SET TASK: Hunt for the word "نسبت" across the entries below, copying each line that holds it.

PROVIDED MATERIAL:
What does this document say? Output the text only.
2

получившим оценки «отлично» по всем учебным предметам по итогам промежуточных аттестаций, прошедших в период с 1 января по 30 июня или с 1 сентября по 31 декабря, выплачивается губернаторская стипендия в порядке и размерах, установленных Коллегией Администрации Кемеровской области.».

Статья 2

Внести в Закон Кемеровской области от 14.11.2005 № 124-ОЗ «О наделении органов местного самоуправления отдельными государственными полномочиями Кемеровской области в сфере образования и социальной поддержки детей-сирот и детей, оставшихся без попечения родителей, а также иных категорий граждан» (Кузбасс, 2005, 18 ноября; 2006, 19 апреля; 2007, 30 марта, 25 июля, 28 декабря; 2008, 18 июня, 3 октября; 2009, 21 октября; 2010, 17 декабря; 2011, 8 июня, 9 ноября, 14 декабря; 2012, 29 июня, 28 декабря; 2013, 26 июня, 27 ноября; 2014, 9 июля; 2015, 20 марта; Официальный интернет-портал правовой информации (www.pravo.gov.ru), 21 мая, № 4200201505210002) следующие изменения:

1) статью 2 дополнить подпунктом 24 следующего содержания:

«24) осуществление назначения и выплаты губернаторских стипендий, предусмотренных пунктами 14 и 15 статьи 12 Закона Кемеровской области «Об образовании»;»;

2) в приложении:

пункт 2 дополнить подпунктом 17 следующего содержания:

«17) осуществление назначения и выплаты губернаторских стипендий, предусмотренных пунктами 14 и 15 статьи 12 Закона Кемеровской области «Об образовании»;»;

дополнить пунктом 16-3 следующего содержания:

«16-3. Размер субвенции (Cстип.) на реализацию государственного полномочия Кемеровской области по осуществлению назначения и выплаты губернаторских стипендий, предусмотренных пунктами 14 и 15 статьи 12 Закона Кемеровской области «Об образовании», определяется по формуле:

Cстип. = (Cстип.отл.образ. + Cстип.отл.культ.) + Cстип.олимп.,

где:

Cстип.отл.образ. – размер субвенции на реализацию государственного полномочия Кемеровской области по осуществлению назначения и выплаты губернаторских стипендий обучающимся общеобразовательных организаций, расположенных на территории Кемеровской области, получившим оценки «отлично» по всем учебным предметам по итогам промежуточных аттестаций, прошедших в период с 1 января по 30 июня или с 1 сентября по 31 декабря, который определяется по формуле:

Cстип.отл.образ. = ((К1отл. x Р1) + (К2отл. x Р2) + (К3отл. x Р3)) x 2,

---

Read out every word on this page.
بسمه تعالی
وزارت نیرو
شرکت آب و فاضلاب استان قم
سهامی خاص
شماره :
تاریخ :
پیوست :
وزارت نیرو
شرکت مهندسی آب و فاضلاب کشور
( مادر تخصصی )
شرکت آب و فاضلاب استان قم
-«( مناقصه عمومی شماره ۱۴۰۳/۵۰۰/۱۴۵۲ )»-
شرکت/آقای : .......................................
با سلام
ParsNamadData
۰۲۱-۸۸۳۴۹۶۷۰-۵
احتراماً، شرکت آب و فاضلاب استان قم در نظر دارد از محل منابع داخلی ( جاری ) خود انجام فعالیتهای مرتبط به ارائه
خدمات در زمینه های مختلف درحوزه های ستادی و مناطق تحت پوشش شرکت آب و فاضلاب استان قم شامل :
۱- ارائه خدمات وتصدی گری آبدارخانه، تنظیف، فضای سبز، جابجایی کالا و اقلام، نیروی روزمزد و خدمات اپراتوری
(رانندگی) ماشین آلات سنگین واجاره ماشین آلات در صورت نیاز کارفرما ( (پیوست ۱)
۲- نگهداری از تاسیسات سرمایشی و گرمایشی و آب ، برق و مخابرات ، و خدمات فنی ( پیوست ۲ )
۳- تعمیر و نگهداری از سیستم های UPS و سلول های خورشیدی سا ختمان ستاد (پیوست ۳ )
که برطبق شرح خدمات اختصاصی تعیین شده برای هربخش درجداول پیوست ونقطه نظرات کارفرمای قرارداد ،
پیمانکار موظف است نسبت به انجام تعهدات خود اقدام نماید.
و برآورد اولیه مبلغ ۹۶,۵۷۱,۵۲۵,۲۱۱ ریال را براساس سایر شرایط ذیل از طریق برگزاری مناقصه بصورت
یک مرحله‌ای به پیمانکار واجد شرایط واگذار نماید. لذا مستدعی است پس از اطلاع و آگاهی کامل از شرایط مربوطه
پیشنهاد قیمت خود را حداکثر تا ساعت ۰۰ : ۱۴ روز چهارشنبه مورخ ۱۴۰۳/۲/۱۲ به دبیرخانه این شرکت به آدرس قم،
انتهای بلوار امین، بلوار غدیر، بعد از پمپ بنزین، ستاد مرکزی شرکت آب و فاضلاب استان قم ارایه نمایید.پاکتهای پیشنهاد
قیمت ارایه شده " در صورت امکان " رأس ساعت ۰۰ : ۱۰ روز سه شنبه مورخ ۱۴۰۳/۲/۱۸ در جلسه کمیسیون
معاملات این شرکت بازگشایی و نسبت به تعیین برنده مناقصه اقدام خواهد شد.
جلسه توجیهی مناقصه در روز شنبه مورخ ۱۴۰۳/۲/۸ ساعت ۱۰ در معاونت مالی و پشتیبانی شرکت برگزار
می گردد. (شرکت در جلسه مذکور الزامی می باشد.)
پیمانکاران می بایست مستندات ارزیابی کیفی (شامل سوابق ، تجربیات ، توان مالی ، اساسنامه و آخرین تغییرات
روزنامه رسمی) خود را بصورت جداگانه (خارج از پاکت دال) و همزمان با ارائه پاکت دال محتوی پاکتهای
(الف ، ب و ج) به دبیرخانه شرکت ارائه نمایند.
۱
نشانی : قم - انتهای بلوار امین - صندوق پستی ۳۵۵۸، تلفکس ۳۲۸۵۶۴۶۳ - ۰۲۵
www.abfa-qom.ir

ANSWER FOR THE TASK:
پیمانکار موظف است نسبت به انجام تعهدات خود اقدام نماید.
معاملات این شرکت بازگشایی و نسبت به تعیین برنده مناقصه اقدام خواهد شد.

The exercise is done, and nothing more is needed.